Extracted records
— Begin —

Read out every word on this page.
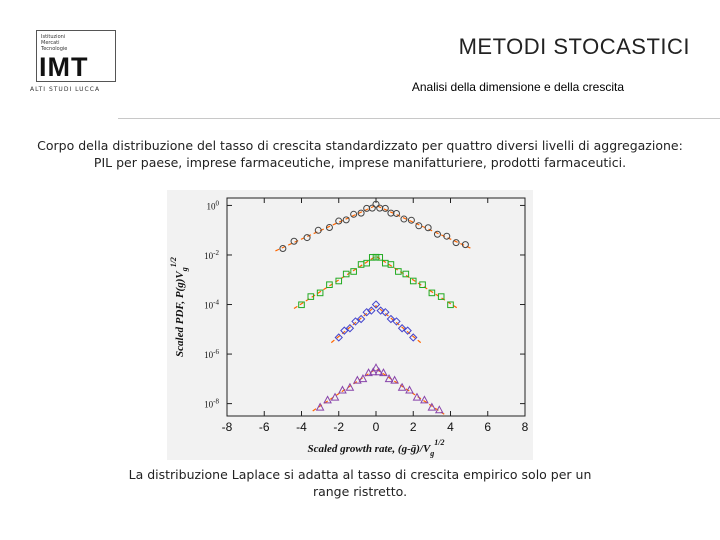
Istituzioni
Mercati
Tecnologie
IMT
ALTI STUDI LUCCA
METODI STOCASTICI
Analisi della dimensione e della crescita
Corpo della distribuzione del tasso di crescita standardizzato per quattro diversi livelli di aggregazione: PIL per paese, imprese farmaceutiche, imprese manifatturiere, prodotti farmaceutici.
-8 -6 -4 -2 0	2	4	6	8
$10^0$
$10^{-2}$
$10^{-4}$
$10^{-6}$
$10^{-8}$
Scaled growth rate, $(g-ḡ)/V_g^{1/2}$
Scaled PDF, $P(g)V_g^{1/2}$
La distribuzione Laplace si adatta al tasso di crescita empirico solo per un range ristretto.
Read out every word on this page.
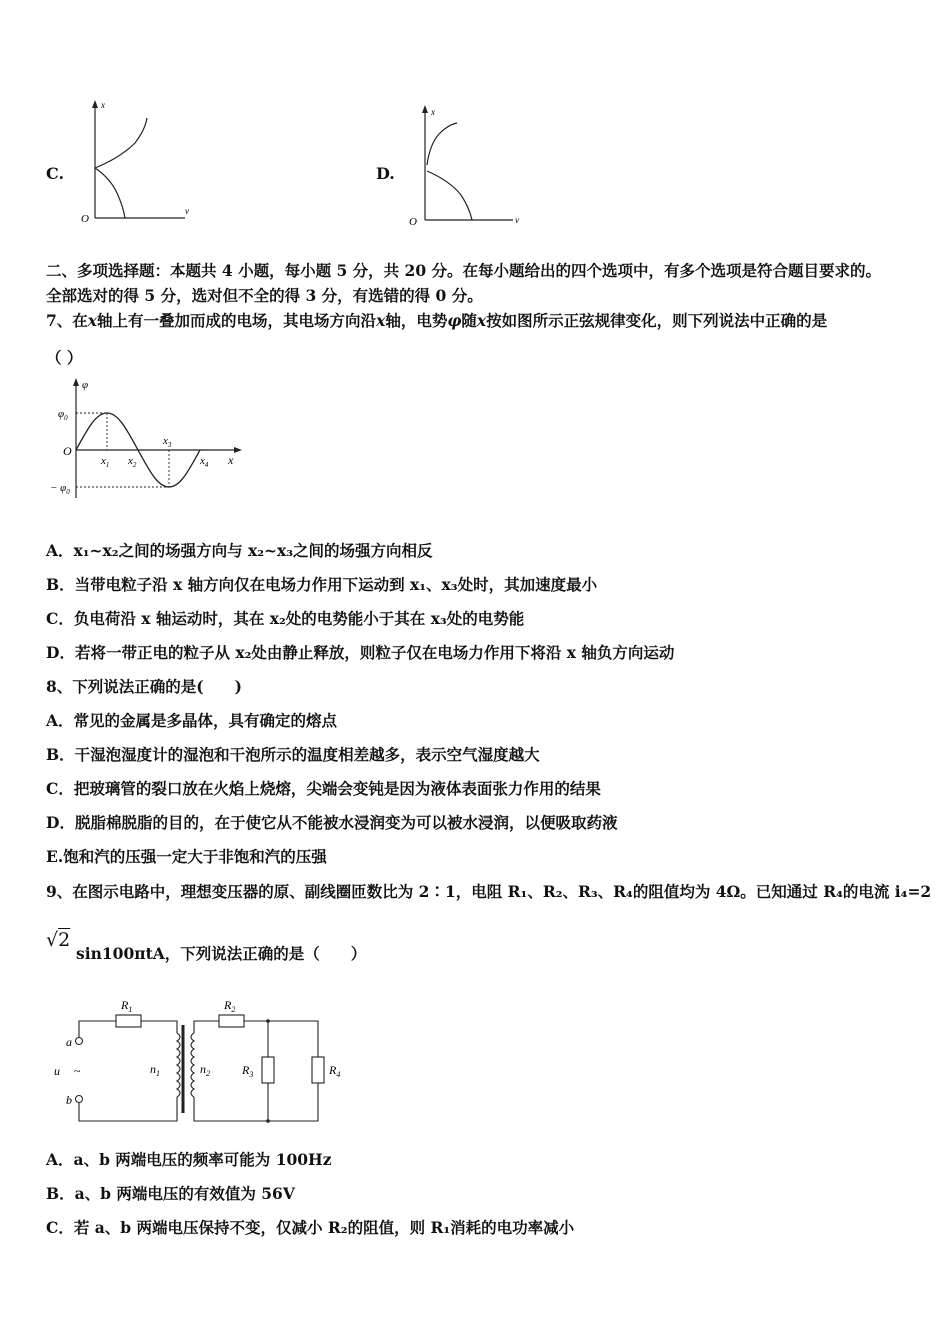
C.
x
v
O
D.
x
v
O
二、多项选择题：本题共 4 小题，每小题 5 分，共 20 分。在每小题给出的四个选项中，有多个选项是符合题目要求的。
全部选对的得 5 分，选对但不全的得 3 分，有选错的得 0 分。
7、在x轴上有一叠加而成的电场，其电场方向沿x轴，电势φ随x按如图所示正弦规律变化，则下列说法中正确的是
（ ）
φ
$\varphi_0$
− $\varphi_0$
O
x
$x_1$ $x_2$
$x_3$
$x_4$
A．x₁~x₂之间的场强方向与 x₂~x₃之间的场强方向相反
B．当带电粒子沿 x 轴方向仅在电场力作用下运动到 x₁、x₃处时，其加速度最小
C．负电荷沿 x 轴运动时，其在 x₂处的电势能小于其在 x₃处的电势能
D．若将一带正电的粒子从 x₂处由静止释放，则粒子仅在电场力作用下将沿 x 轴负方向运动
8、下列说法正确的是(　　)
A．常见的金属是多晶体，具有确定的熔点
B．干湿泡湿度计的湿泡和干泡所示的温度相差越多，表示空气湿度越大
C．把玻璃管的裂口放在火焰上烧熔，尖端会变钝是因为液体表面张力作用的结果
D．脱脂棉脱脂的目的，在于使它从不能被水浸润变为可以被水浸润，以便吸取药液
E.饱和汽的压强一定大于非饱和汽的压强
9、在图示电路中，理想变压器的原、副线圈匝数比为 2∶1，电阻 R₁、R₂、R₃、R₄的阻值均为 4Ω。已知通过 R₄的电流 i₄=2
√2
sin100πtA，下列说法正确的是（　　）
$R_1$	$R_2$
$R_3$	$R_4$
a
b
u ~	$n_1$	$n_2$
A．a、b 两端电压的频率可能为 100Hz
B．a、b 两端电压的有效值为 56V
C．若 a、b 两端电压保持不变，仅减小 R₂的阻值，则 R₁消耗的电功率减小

— End —
— Begin —

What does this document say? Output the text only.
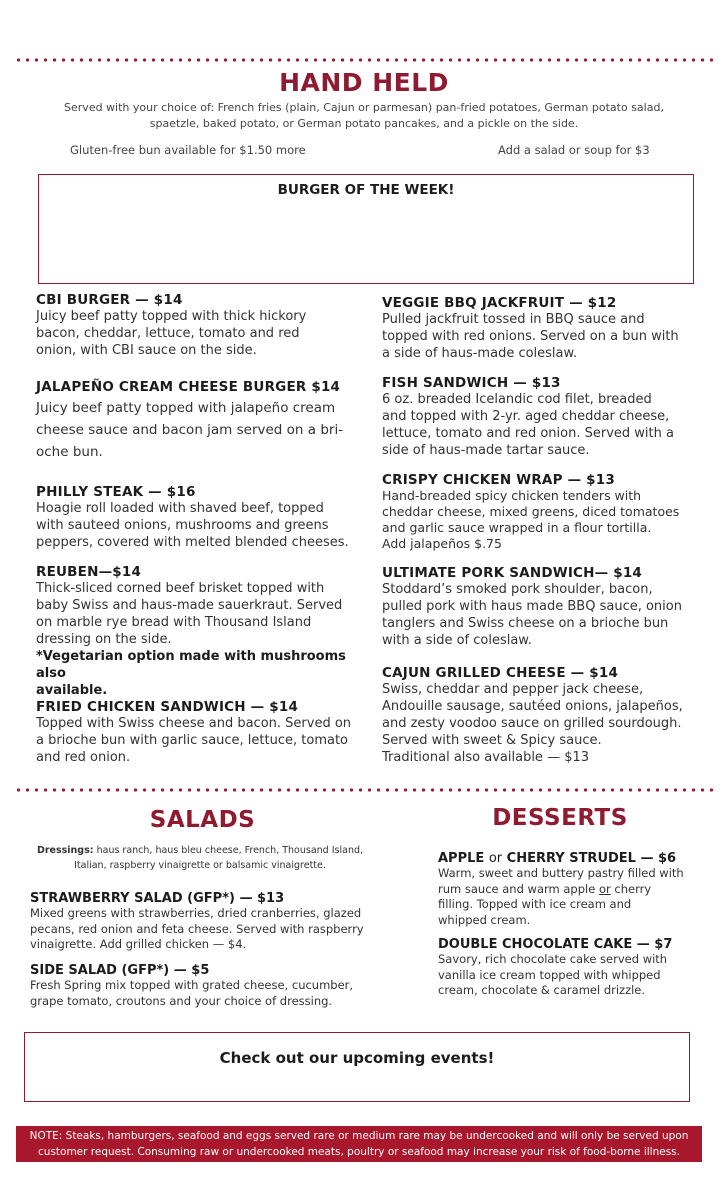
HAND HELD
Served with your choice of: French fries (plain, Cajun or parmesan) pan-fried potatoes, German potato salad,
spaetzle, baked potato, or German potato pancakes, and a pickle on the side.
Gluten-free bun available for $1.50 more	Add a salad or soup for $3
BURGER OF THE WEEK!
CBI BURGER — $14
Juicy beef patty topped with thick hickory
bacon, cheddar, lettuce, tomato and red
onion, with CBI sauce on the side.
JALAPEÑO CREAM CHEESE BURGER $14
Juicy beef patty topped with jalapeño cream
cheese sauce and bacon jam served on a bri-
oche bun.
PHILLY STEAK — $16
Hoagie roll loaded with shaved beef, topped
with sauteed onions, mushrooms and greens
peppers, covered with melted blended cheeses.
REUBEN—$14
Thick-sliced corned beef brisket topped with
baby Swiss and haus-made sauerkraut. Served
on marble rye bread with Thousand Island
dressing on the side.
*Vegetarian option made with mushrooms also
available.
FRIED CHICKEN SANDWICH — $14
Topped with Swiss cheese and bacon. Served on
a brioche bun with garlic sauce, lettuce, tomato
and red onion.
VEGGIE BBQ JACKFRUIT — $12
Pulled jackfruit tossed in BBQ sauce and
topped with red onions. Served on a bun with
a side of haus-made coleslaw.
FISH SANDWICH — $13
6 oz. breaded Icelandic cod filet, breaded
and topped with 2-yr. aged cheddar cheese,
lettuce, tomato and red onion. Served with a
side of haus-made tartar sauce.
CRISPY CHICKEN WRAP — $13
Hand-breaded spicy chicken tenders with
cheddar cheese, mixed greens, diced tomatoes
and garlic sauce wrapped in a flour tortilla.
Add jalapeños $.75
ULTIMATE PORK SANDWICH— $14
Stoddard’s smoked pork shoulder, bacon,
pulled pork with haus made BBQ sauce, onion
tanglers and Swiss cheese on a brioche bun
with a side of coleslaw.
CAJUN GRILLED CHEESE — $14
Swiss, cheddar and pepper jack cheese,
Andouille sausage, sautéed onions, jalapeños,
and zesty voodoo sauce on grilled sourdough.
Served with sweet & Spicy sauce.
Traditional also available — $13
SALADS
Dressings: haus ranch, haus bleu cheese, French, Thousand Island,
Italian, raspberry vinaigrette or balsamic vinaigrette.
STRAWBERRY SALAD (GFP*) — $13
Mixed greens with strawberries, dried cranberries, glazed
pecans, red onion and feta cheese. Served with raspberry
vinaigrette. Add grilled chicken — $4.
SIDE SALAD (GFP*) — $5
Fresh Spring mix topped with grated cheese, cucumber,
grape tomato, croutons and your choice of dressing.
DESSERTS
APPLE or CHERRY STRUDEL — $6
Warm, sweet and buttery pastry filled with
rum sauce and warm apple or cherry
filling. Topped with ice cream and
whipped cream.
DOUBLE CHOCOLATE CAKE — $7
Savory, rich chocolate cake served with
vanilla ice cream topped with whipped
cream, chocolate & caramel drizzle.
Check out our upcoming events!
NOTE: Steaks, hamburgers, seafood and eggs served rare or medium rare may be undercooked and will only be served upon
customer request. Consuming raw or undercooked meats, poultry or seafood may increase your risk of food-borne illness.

— End —
— Begin —

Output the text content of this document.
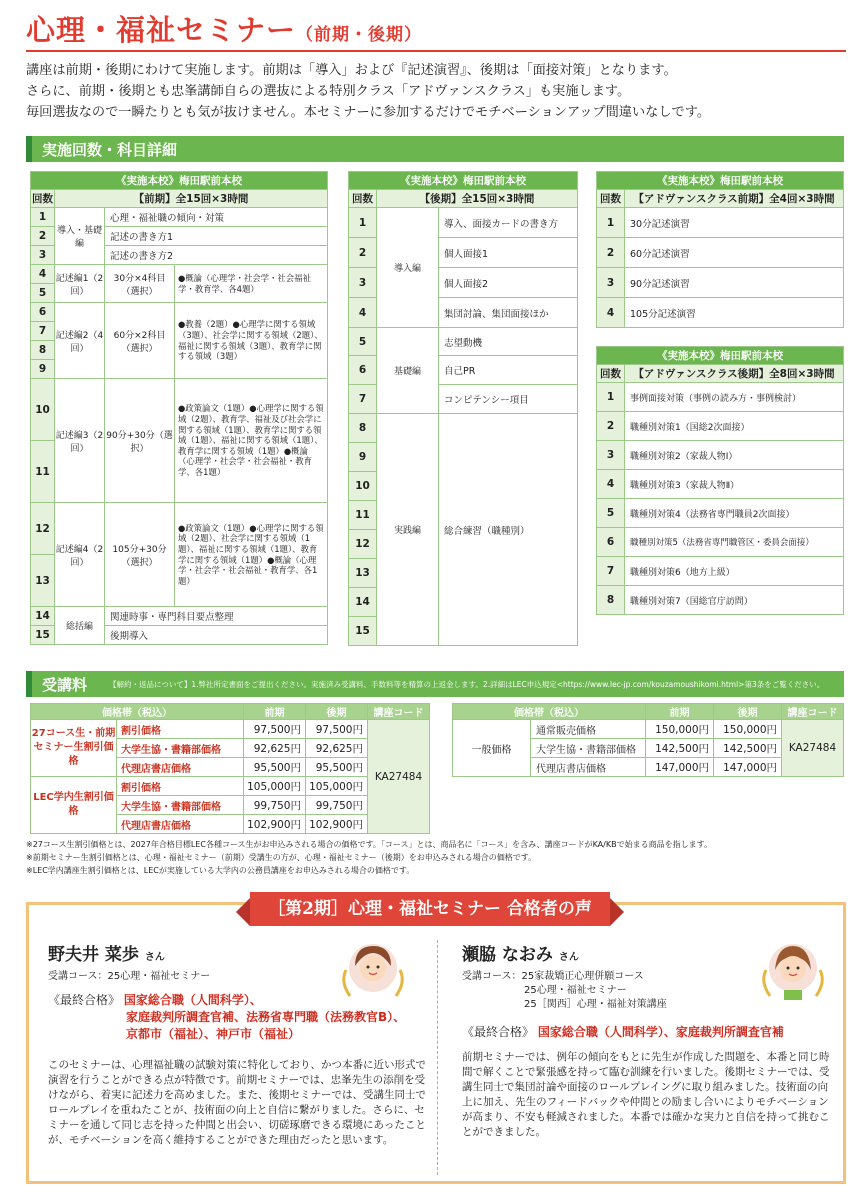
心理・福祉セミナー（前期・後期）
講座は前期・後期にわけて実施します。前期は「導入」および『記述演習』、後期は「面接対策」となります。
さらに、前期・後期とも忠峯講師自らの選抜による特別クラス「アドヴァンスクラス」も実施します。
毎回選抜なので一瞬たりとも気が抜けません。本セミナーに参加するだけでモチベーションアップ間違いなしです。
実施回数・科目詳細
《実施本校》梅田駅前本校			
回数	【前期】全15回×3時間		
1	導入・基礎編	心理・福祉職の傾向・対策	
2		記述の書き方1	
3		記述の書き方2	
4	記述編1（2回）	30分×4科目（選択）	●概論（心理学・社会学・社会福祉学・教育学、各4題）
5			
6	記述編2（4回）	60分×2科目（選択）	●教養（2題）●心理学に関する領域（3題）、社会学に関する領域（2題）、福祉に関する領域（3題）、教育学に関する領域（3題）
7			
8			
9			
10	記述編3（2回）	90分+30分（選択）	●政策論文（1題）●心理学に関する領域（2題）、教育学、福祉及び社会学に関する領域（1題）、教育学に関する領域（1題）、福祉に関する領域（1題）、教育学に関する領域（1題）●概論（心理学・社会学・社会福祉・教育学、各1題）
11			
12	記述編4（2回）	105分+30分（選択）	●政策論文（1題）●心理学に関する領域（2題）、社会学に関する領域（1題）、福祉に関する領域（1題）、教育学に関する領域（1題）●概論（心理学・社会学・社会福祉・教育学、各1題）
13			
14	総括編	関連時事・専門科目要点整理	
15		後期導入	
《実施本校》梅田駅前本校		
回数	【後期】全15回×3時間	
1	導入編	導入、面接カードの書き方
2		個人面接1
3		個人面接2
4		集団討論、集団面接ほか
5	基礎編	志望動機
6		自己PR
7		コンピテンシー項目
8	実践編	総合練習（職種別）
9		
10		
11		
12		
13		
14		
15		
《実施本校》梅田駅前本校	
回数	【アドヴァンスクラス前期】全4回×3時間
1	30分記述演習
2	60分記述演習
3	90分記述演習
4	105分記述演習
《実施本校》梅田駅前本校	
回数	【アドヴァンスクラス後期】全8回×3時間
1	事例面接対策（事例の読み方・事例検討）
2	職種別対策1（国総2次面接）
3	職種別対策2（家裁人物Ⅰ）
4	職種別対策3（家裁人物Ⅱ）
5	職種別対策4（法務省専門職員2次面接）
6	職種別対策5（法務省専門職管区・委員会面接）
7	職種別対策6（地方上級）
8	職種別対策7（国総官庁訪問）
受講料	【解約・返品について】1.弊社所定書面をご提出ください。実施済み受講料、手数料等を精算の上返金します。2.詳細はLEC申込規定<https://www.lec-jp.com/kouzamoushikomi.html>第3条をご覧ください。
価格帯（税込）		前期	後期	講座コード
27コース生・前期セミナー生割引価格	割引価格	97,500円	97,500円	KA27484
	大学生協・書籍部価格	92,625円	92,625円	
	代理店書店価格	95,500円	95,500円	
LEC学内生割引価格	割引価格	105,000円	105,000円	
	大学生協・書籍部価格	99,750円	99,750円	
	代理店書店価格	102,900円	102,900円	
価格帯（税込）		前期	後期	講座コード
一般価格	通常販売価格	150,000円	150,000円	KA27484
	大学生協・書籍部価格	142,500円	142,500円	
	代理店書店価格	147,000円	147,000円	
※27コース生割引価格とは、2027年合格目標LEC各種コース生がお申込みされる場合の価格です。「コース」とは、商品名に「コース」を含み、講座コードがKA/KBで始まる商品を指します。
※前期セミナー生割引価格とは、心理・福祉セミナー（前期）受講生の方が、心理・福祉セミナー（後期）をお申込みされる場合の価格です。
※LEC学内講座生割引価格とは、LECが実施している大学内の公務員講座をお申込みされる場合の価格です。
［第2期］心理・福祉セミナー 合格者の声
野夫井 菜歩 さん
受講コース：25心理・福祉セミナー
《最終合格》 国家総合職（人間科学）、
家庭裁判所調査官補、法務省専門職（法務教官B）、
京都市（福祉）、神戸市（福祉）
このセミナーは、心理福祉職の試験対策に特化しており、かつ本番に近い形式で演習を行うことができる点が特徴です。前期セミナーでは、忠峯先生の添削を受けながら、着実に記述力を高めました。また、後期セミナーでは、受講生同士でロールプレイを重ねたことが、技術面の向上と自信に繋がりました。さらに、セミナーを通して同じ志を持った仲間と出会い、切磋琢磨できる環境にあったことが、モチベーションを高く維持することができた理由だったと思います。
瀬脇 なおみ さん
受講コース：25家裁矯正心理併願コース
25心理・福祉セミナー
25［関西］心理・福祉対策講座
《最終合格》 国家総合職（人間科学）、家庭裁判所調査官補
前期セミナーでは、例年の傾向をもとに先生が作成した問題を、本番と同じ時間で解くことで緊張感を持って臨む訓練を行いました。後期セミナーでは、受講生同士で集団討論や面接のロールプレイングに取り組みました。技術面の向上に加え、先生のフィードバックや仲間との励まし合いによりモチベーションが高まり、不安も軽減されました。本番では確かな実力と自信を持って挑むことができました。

— End —

PROBLEM STATEMENT: Say how many lines contain "whipped", and give nothing but that number.

WRITTEN REPLY: 2